Problem description:
Images are not part of the copy; write out the rest of the data exactly as given.

Dataset entries on figures

------------------------------------------------------------

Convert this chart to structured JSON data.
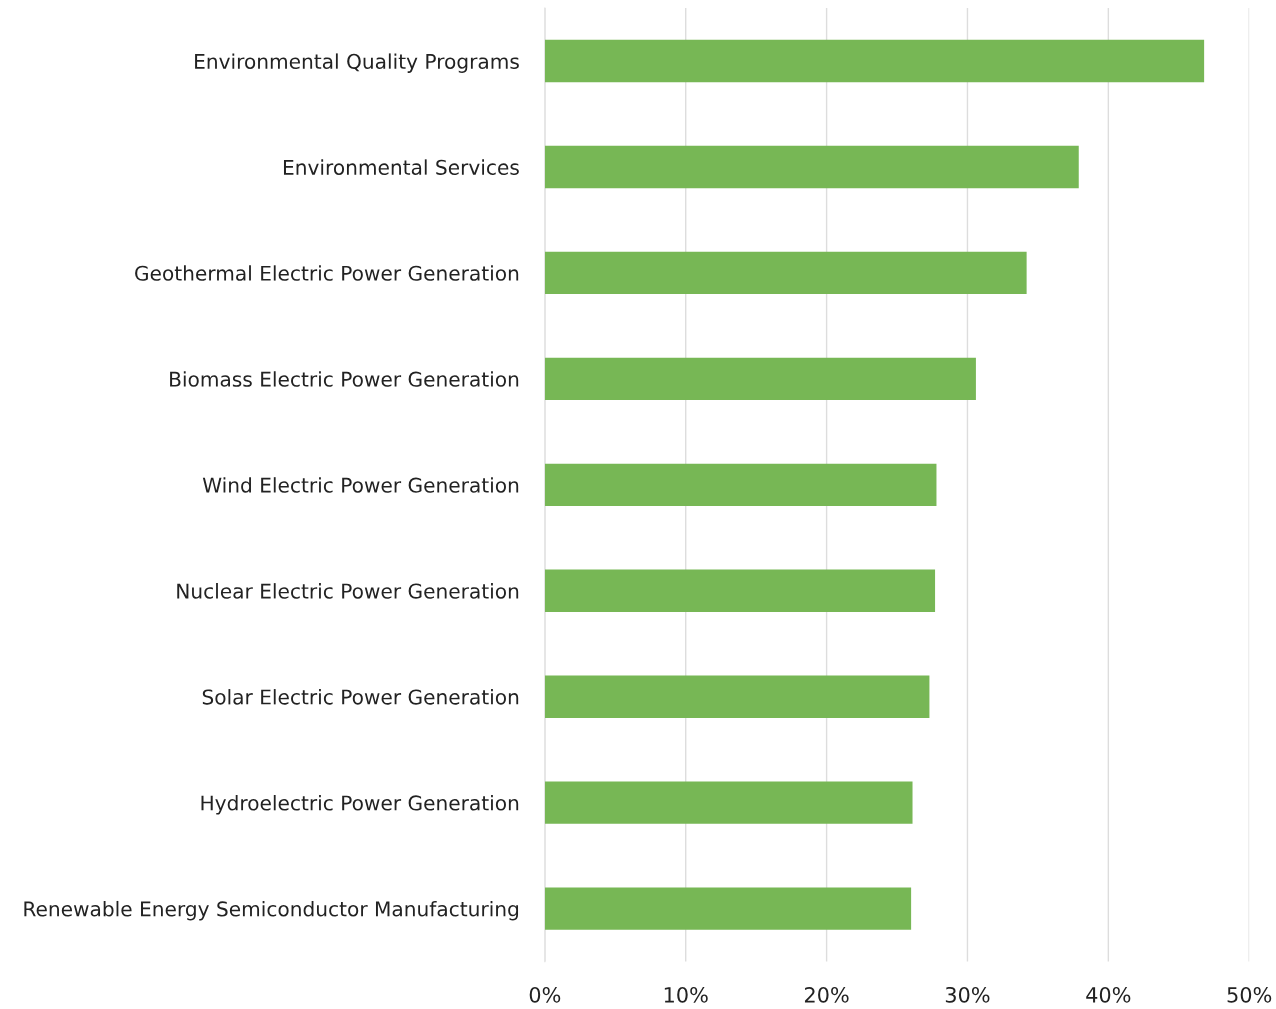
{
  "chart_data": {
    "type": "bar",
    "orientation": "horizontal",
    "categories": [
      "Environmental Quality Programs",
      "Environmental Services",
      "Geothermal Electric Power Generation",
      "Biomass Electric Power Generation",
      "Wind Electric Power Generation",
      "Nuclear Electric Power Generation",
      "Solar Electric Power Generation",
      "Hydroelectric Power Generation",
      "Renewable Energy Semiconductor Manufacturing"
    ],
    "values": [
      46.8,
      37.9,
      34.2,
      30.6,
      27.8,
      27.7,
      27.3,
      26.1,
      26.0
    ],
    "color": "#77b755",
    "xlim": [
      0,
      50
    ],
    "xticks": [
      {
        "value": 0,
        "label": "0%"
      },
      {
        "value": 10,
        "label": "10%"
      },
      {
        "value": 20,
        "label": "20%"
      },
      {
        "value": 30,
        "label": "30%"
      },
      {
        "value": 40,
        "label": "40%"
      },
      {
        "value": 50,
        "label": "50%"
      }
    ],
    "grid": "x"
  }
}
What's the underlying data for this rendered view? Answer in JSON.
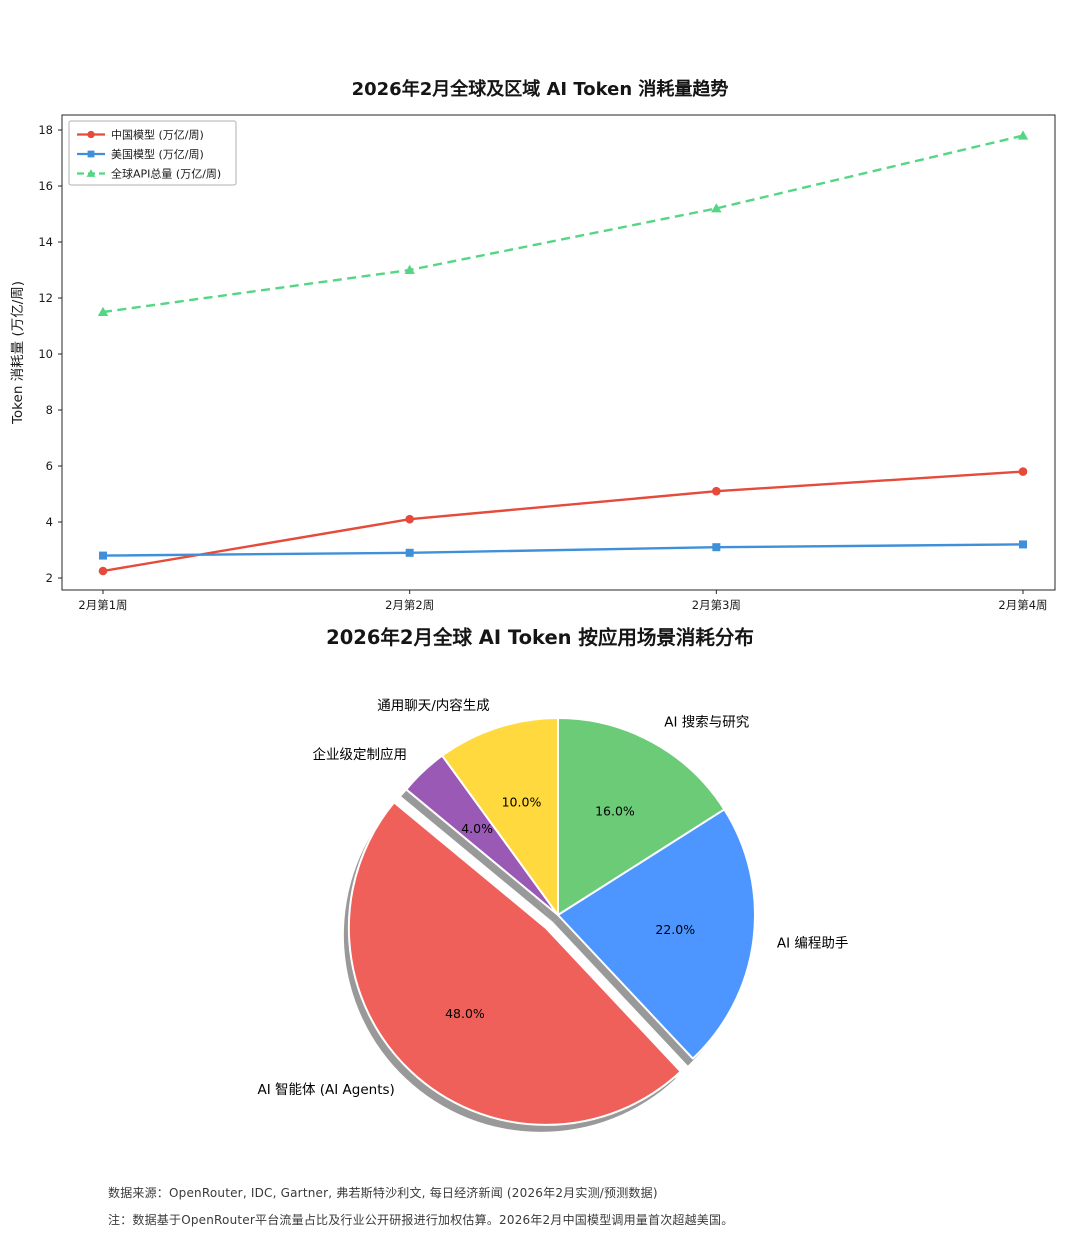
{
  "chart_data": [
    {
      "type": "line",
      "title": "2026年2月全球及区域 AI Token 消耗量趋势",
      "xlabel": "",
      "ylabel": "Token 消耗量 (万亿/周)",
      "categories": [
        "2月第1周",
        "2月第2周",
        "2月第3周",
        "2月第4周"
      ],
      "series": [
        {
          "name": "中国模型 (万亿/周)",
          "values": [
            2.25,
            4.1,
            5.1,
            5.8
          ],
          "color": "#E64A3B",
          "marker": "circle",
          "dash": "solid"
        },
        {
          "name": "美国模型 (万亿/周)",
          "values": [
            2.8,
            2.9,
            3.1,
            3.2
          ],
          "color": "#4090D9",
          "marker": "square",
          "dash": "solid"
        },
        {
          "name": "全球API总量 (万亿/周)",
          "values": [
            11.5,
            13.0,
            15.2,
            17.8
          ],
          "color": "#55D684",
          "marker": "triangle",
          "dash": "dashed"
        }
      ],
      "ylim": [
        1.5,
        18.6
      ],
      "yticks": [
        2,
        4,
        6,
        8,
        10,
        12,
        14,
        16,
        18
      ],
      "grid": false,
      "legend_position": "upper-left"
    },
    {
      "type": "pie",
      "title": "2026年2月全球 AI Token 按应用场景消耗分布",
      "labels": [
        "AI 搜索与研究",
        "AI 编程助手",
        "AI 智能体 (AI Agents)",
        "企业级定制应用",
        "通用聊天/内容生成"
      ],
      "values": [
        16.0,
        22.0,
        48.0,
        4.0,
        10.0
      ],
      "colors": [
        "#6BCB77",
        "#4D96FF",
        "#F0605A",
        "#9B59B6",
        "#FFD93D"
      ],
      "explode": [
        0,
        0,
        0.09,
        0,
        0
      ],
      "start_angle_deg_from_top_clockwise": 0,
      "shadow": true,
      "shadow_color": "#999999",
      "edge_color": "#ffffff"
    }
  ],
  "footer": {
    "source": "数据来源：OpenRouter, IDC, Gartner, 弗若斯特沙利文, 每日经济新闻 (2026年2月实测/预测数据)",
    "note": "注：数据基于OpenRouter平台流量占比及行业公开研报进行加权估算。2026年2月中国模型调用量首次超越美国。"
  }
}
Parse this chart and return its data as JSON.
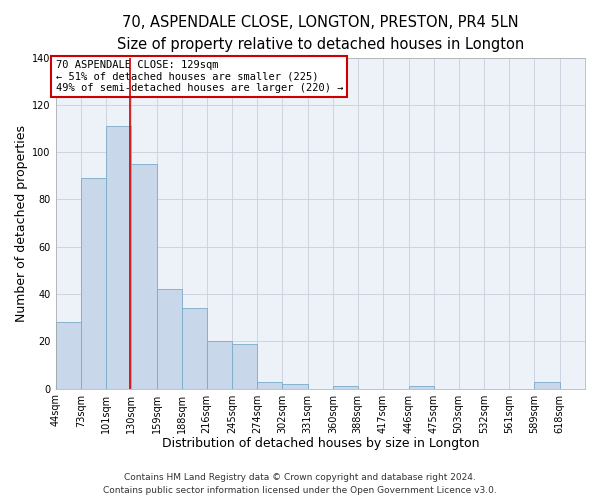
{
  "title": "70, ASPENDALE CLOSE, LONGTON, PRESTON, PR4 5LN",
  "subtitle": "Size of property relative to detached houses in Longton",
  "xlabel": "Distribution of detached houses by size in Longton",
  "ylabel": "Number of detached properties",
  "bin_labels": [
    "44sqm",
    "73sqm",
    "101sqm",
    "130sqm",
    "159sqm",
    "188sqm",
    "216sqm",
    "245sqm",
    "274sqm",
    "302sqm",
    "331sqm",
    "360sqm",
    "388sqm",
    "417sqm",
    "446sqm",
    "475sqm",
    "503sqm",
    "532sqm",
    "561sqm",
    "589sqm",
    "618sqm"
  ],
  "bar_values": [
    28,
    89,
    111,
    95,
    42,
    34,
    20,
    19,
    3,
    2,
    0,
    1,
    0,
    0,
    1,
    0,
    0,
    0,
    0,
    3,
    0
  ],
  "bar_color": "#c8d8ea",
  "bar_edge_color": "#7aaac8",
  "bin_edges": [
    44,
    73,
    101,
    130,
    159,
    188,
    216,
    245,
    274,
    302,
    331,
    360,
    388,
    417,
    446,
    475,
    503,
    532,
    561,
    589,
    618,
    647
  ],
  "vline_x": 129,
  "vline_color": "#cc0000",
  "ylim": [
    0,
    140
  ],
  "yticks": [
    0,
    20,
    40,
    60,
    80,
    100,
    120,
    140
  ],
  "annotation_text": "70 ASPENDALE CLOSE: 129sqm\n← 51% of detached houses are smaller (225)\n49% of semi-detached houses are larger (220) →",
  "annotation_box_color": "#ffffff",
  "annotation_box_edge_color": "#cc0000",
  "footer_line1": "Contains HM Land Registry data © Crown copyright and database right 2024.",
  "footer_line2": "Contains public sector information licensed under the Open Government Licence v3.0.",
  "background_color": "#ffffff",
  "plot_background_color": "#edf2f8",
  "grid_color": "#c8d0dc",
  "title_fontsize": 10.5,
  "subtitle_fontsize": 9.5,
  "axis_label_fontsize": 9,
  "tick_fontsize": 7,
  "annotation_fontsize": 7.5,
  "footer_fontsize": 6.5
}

------------------------------------------------------------

Solution for this task:
Convert this chart to structured JSON data.
{
  "chart_data": {
    "type": "bar",
    "orientation": "horizontal",
    "categories": [
      "Environmental Quality Programs",
      "Environmental Services",
      "Geothermal Electric Power Generation",
      "Biomass Electric Power Generation",
      "Wind Electric Power Generation",
      "Nuclear Electric Power Generation",
      "Solar Electric Power Generation",
      "Hydroelectric Power Generation",
      "Renewable Energy Semiconductor Manufacturing"
    ],
    "values": [
      46.8,
      37.9,
      34.2,
      30.6,
      27.8,
      27.7,
      27.3,
      26.1,
      26.0
    ],
    "color": "#77b755",
    "xlim": [
      0,
      50
    ],
    "xticks": [
      {
        "value": 0,
        "label": "0%"
      },
      {
        "value": 10,
        "label": "10%"
      },
      {
        "value": 20,
        "label": "20%"
      },
      {
        "value": 30,
        "label": "30%"
      },
      {
        "value": 40,
        "label": "40%"
      },
      {
        "value": 50,
        "label": "50%"
      }
    ],
    "grid": "x"
  }
}
What's the underlying data for this rendered view? Answer in JSON.
{
  "chart_data": [
    {
      "type": "line",
      "title": "2026年2月全球及区域 AI Token 消耗量趋势",
      "xlabel": "",
      "ylabel": "Token 消耗量 (万亿/周)",
      "categories": [
        "2月第1周",
        "2月第2周",
        "2月第3周",
        "2月第4周"
      ],
      "series": [
        {
          "name": "中国模型 (万亿/周)",
          "values": [
            2.25,
            4.1,
            5.1,
            5.8
          ],
          "color": "#E64A3B",
          "marker": "circle",
          "dash": "solid"
        },
        {
          "name": "美国模型 (万亿/周)",
          "values": [
            2.8,
            2.9,
            3.1,
            3.2
          ],
          "color": "#4090D9",
          "marker": "square",
          "dash": "solid"
        },
        {
          "name": "全球API总量 (万亿/周)",
          "values": [
            11.5,
            13.0,
            15.2,
            17.8
          ],
          "color": "#55D684",
          "marker": "triangle",
          "dash": "dashed"
        }
      ],
      "ylim": [
        1.5,
        18.6
      ],
      "yticks": [
        2,
        4,
        6,
        8,
        10,
        12,
        14,
        16,
        18
      ],
      "grid": false,
      "legend_position": "upper-left"
    },
    {
      "type": "pie",
      "title": "2026年2月全球 AI Token 按应用场景消耗分布",
      "labels": [
        "AI 搜索与研究",
        "AI 编程助手",
        "AI 智能体 (AI Agents)",
        "企业级定制应用",
        "通用聊天/内容生成"
      ],
      "values": [
        16.0,
        22.0,
        48.0,
        4.0,
        10.0
      ],
      "colors": [
        "#6BCB77",
        "#4D96FF",
        "#F0605A",
        "#9B59B6",
        "#FFD93D"
      ],
      "explode": [
        0,
        0,
        0.09,
        0,
        0
      ],
      "start_angle_deg_from_top_clockwise": 0,
      "shadow": true,
      "shadow_color": "#999999",
      "edge_color": "#ffffff"
    }
  ],
  "footer": {
    "source": "数据来源：OpenRouter, IDC, Gartner, 弗若斯特沙利文, 每日经济新闻 (2026年2月实测/预测数据)",
    "note": "注：数据基于OpenRouter平台流量占比及行业公开研报进行加权估算。2026年2月中国模型调用量首次超越美国。"
  }
}
Parse this chart and return its data as JSON.
{
  "title": "70, ASPENDALE CLOSE, LONGTON, PRESTON, PR4 5LN",
  "subtitle": "Size of property relative to detached houses in Longton",
  "xlabel": "Distribution of detached houses by size in Longton",
  "ylabel": "Number of detached properties",
  "bin_labels": [
    "44sqm",
    "73sqm",
    "101sqm",
    "130sqm",
    "159sqm",
    "188sqm",
    "216sqm",
    "245sqm",
    "274sqm",
    "302sqm",
    "331sqm",
    "360sqm",
    "388sqm",
    "417sqm",
    "446sqm",
    "475sqm",
    "503sqm",
    "532sqm",
    "561sqm",
    "589sqm",
    "618sqm"
  ],
  "bar_values": [
    28,
    89,
    111,
    95,
    42,
    34,
    20,
    19,
    3,
    2,
    0,
    1,
    0,
    0,
    1,
    0,
    0,
    0,
    0,
    3,
    0
  ],
  "bar_color": "#c8d8ea",
  "bar_edge_color": "#7aaac8",
  "bin_edges": [
    44,
    73,
    101,
    130,
    159,
    188,
    216,
    245,
    274,
    302,
    331,
    360,
    388,
    417,
    446,
    475,
    503,
    532,
    561,
    589,
    618,
    647
  ],
  "vline_x": 129,
  "vline_color": "#cc0000",
  "ylim": [
    0,
    140
  ],
  "yticks": [
    0,
    20,
    40,
    60,
    80,
    100,
    120,
    140
  ],
  "annotation_text": "70 ASPENDALE CLOSE: 129sqm\n← 51% of detached houses are smaller (225)\n49% of semi-detached houses are larger (220) →",
  "annotation_box_color": "#ffffff",
  "annotation_box_edge_color": "#cc0000",
  "footer_line1": "Contains HM Land Registry data © Crown copyright and database right 2024.",
  "footer_line2": "Contains public sector information licensed under the Open Government Licence v3.0.",
  "background_color": "#ffffff",
  "plot_background_color": "#edf2f8",
  "grid_color": "#c8d0dc",
  "title_fontsize": 10.5,
  "subtitle_fontsize": 9.5,
  "axis_label_fontsize": 9,
  "tick_fontsize": 7,
  "annotation_fontsize": 7.5,
  "footer_fontsize": 6.5
}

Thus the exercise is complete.